▶ _Material shown_:
— start —

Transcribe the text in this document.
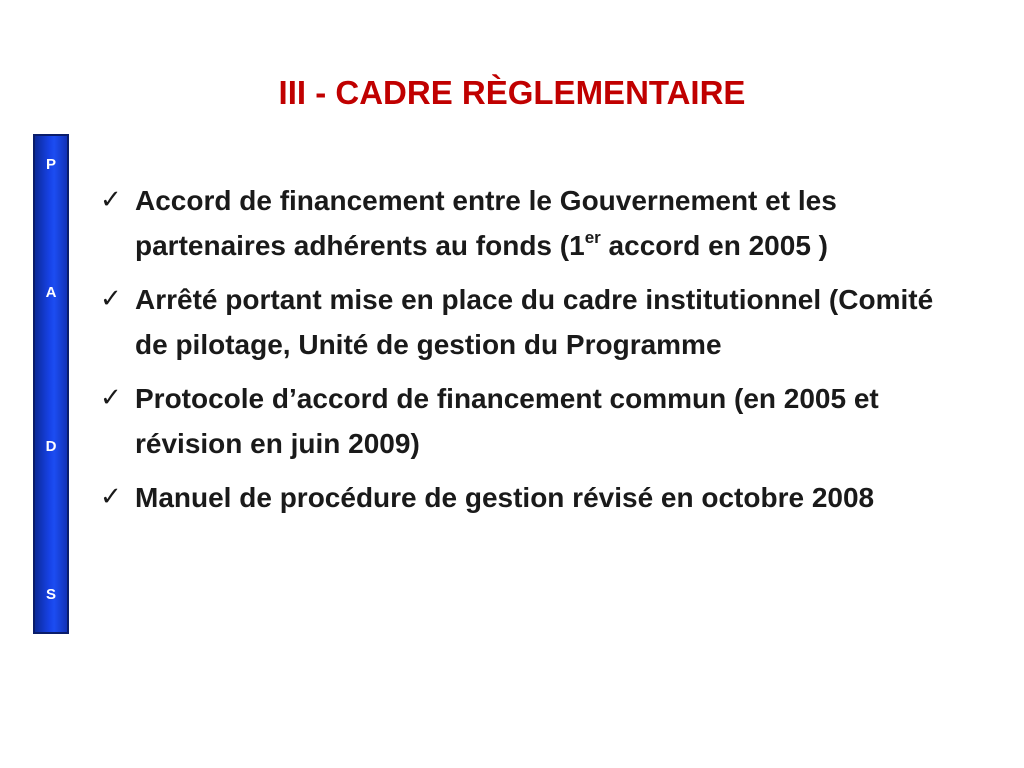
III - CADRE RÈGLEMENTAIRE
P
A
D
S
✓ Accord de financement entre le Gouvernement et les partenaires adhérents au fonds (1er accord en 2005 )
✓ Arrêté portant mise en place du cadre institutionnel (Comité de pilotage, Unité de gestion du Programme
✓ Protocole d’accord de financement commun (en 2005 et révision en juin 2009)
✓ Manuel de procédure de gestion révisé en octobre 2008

— end —
— start —

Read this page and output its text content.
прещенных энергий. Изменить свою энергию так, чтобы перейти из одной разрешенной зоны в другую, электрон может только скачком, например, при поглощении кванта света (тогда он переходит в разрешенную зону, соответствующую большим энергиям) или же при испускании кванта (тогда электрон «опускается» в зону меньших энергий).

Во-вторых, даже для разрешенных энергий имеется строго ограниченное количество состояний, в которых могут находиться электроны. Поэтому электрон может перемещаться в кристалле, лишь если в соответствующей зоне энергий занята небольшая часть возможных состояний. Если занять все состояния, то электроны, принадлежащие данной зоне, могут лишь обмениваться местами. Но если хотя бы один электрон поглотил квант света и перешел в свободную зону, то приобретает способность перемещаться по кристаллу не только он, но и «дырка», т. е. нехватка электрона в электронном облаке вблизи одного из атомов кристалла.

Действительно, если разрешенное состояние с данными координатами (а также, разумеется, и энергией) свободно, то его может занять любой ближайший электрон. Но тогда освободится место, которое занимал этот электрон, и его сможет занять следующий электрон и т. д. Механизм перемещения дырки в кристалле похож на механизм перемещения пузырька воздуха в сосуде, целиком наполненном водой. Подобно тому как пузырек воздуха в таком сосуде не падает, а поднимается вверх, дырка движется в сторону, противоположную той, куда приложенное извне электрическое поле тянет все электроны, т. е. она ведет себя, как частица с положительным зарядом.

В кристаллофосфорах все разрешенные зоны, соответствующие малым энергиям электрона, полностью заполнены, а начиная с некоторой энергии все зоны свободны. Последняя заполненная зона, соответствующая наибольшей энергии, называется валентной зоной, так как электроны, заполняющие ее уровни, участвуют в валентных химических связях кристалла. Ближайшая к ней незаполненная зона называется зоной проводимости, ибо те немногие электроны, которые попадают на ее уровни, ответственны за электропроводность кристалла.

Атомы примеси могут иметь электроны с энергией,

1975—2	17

— end —
— start —

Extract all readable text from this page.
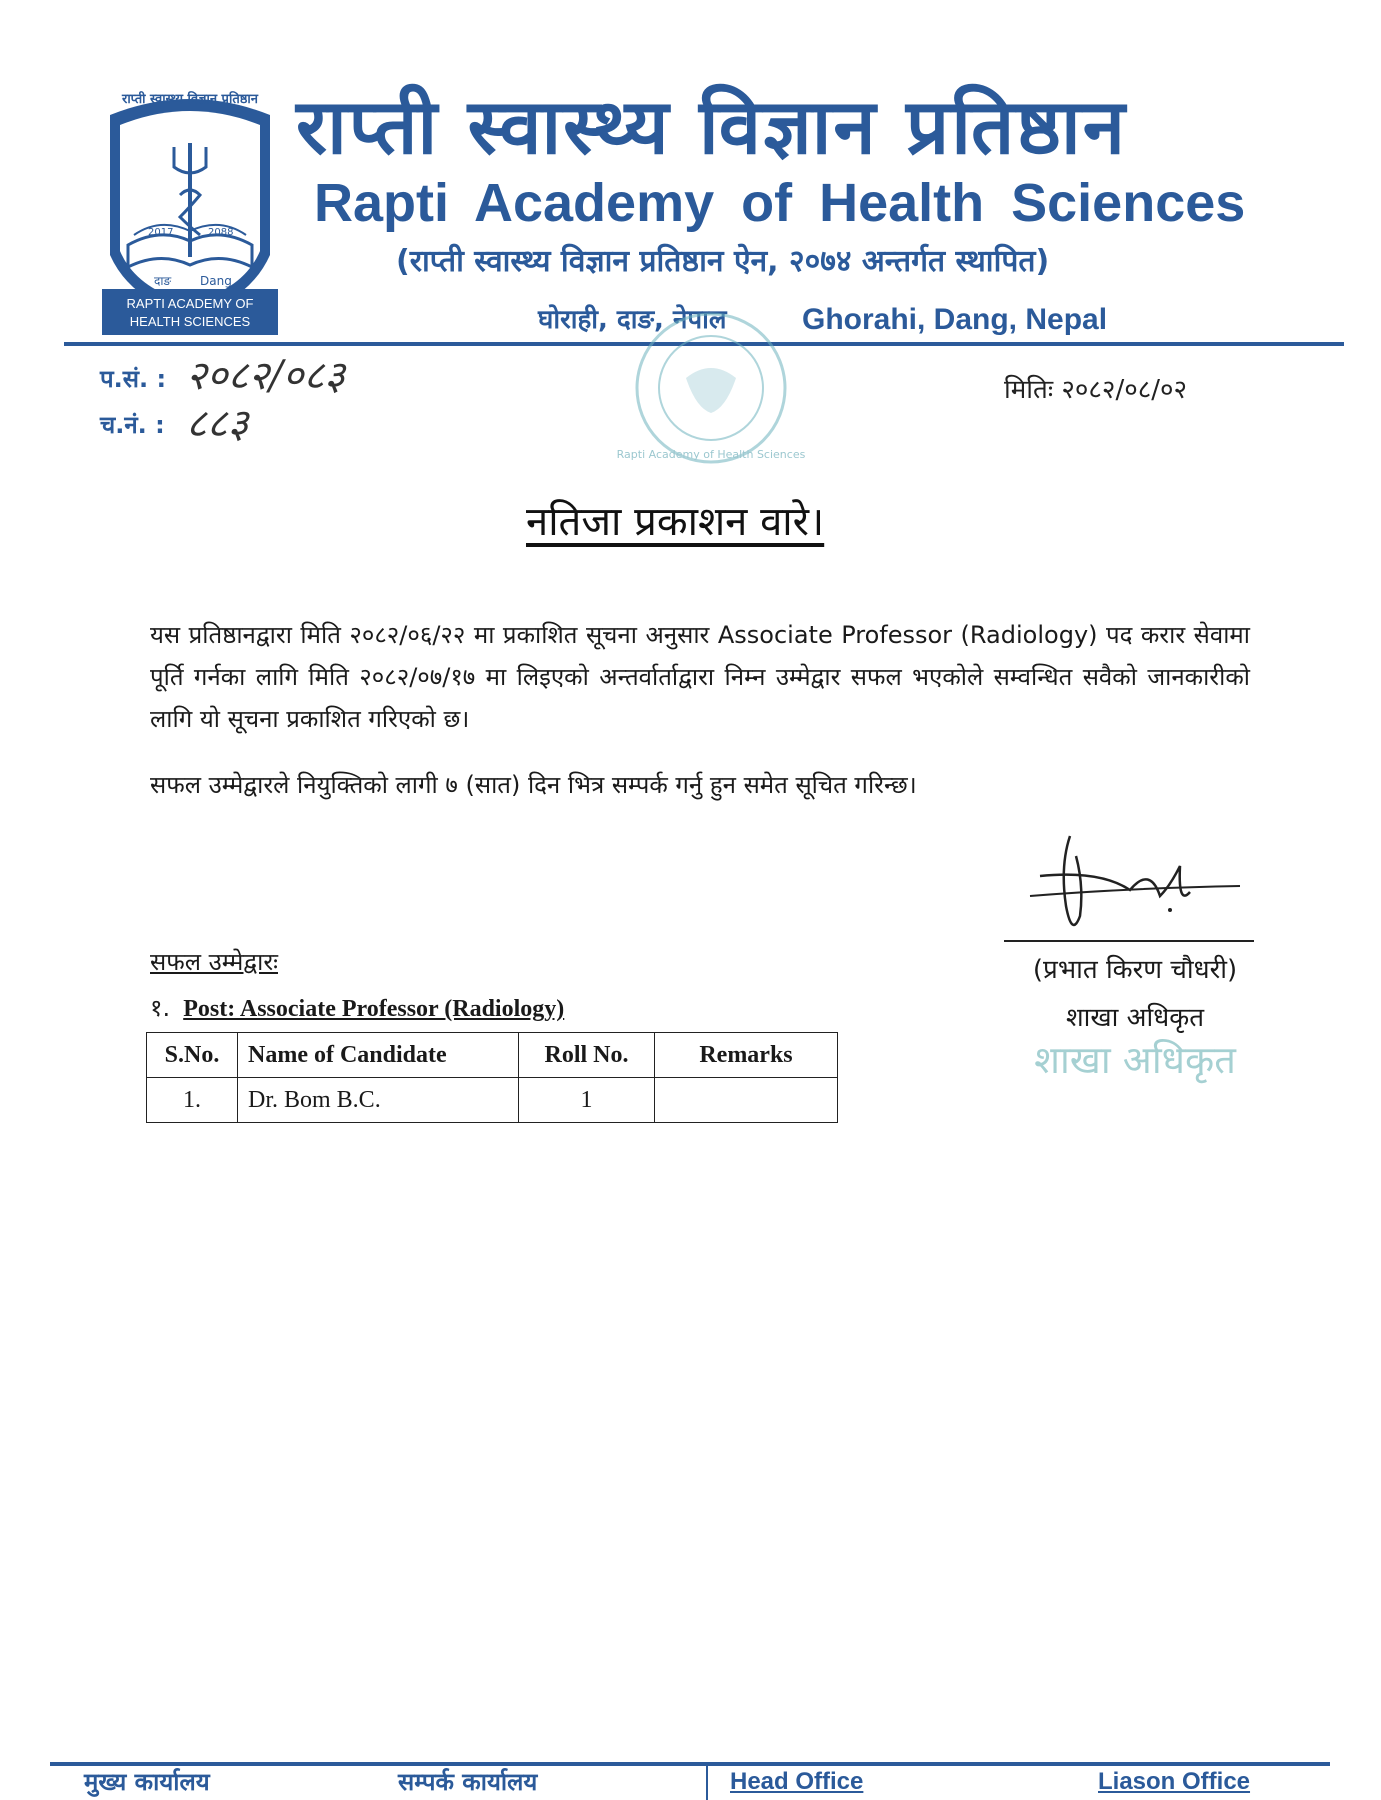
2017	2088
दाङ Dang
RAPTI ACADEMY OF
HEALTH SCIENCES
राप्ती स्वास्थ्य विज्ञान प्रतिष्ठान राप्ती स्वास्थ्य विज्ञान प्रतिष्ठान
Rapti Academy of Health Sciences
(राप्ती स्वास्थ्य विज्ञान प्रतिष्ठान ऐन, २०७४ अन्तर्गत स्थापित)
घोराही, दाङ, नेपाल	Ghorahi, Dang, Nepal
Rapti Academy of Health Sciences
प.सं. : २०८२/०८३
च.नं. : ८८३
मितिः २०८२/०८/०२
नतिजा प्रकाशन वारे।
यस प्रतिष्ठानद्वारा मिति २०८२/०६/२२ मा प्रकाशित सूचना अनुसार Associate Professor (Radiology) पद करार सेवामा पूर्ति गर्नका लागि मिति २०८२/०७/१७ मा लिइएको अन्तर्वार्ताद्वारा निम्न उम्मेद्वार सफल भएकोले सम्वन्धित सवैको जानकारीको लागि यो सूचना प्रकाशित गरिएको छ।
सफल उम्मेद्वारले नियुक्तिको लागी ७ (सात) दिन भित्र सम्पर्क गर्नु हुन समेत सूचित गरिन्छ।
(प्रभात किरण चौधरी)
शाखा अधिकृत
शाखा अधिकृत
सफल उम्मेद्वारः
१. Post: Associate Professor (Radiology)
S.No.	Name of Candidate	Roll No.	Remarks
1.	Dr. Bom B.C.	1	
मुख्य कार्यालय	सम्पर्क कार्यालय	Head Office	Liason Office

— end —

Each line with the string "this" in it needs to be found and copied.

▶ _Task answer_:
Transcribe the text in this document.
Read this page and output its text content.
Extract all readable text from this page.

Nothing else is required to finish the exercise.